>> START DATA TO PROCESS

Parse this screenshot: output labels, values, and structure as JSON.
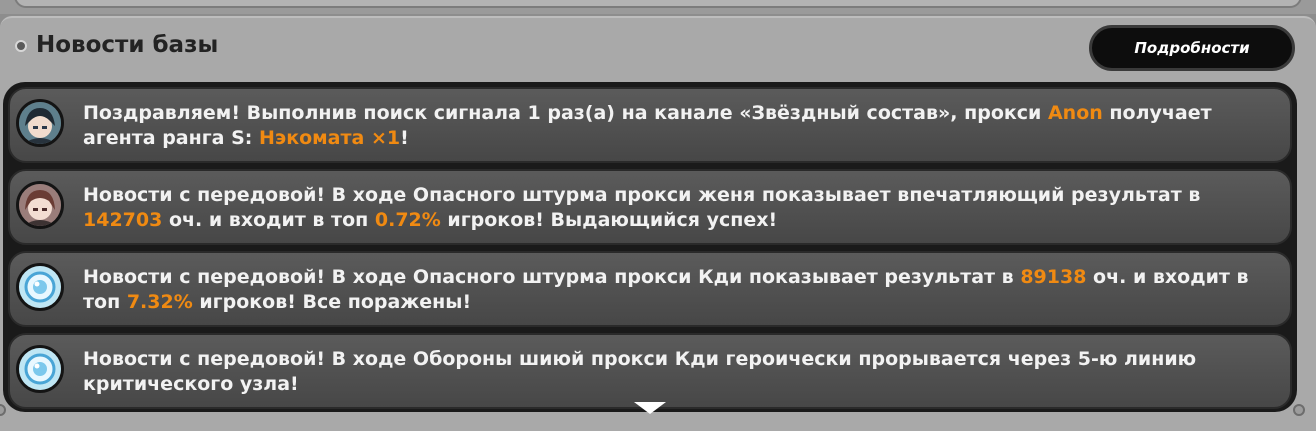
{
  "header": {
    "title": "Новости базы",
    "details_label": "Подробности"
  },
  "colors": {
    "highlight": "#f08a12",
    "text": "#f2f2f2",
    "item_bg": "#4f4f4f"
  },
  "news": [
    {
      "avatar": "dark-haired-girl-avatar",
      "parts": [
        "Поздравляем! Выполнив поиск сигнала 1 раз(а) на канале «Звёздный состав», прокси ",
        "Anon",
        " получает агента ранга S: ",
        "Нэкомата ×1",
        "!"
      ]
    },
    {
      "avatar": "brown-haired-girl-avatar",
      "parts": [
        "Новости с передовой! В ходе Опасного штурма прокси женя показывает впечатляющий результат в ",
        "142703",
        " оч. и входит в топ ",
        "0.72%",
        " игроков! Выдающийся успех!"
      ]
    },
    {
      "avatar": "default-blue-avatar",
      "parts": [
        "Новости с передовой! В ходе Опасного штурма прокси Кди показывает результат в ",
        "89138",
        " оч. и входит в топ ",
        "7.32%",
        " игроков! Все поражены!"
      ]
    },
    {
      "avatar": "default-blue-avatar",
      "parts": [
        "Новости с передовой! В ходе Обороны шиюй прокси Кди героически прорывается через 5-ю линию критического узла!"
      ]
    }
  ]
}
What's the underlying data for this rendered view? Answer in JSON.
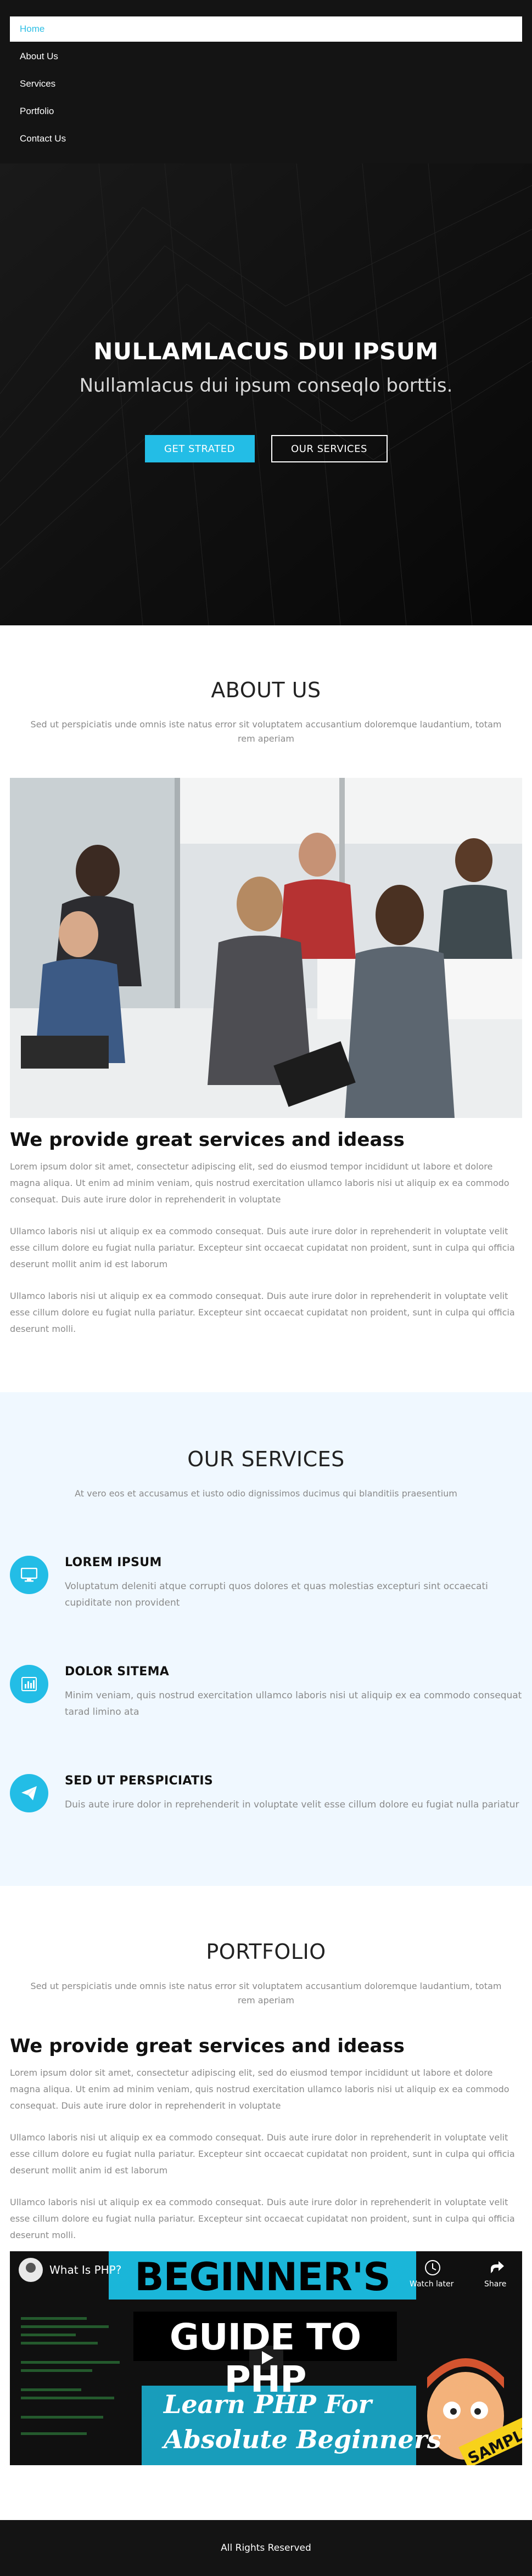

>> END DATA TO PROCESS

_THE REQUEST_. Omit every picture, and otherwise quote the entries exactly.

_RESPONSE_.
Parse this screenshot: output labels, values, and structure as JSON.
{
  "header": {
    "title": "Новости базы",
    "details_label": "Подробности"
  },
  "colors": {
    "highlight": "#f08a12",
    "text": "#f2f2f2",
    "item_bg": "#4f4f4f"
  },
  "news": [
    {
      "avatar": "dark-haired-girl-avatar",
      "parts": [
        "Поздравляем! Выполнив поиск сигнала 1 раз(а) на канале «Звёздный состав», прокси ",
        "Anon",
        " получает агента ранга S: ",
        "Нэкомата ×1",
        "!"
      ]
    },
    {
      "avatar": "brown-haired-girl-avatar",
      "parts": [
        "Новости с передовой! В ходе Опасного штурма прокси женя показывает впечатляющий результат в ",
        "142703",
        " оч. и входит в топ ",
        "0.72%",
        " игроков! Выдающийся успех!"
      ]
    },
    {
      "avatar": "default-blue-avatar",
      "parts": [
        "Новости с передовой! В ходе Опасного штурма прокси Кди показывает результат в ",
        "89138",
        " оч. и входит в топ ",
        "7.32%",
        " игроков! Все поражены!"
      ]
    },
    {
      "avatar": "default-blue-avatar",
      "parts": [
        "Новости с передовой! В ходе Обороны шиюй прокси Кди героически прорывается через 5-ю линию критического узла!"
      ]
    }
  ]
}
What's the underlying data for this rendered view? Answer in JSON.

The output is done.